[Rows from a dataset]
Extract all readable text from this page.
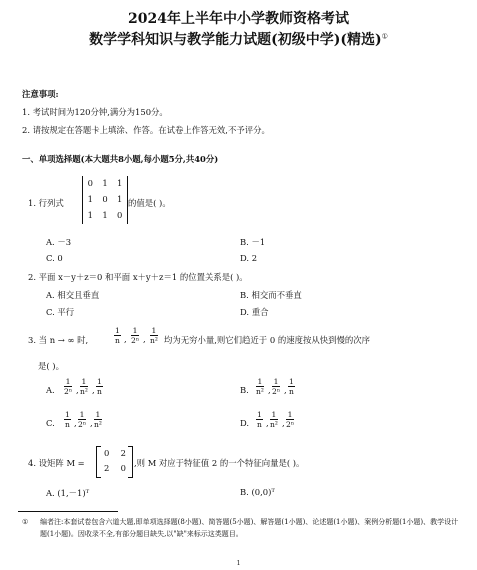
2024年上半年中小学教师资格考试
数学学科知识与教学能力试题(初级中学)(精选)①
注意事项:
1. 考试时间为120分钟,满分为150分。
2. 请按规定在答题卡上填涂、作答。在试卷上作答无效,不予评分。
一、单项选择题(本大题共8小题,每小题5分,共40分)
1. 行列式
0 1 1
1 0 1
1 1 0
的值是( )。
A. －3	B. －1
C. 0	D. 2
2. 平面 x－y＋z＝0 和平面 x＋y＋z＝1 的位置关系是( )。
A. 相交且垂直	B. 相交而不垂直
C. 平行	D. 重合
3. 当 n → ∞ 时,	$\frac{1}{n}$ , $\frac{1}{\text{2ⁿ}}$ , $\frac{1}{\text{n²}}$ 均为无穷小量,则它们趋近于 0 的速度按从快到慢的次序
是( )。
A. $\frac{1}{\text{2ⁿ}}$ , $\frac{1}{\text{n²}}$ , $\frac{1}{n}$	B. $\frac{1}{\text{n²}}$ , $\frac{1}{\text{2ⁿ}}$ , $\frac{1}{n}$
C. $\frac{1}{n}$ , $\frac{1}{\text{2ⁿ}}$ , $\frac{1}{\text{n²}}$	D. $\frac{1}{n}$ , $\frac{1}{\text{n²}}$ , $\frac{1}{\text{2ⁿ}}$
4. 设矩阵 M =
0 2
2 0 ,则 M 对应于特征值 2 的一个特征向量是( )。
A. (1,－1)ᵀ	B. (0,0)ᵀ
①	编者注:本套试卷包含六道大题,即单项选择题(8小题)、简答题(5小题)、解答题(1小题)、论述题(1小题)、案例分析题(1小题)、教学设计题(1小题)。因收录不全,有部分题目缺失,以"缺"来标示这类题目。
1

* **STATED EXERCISE**:
Look through the records and count each line that holds "text". Write only the total.

* **ANSWER FOR THE TASK**:
4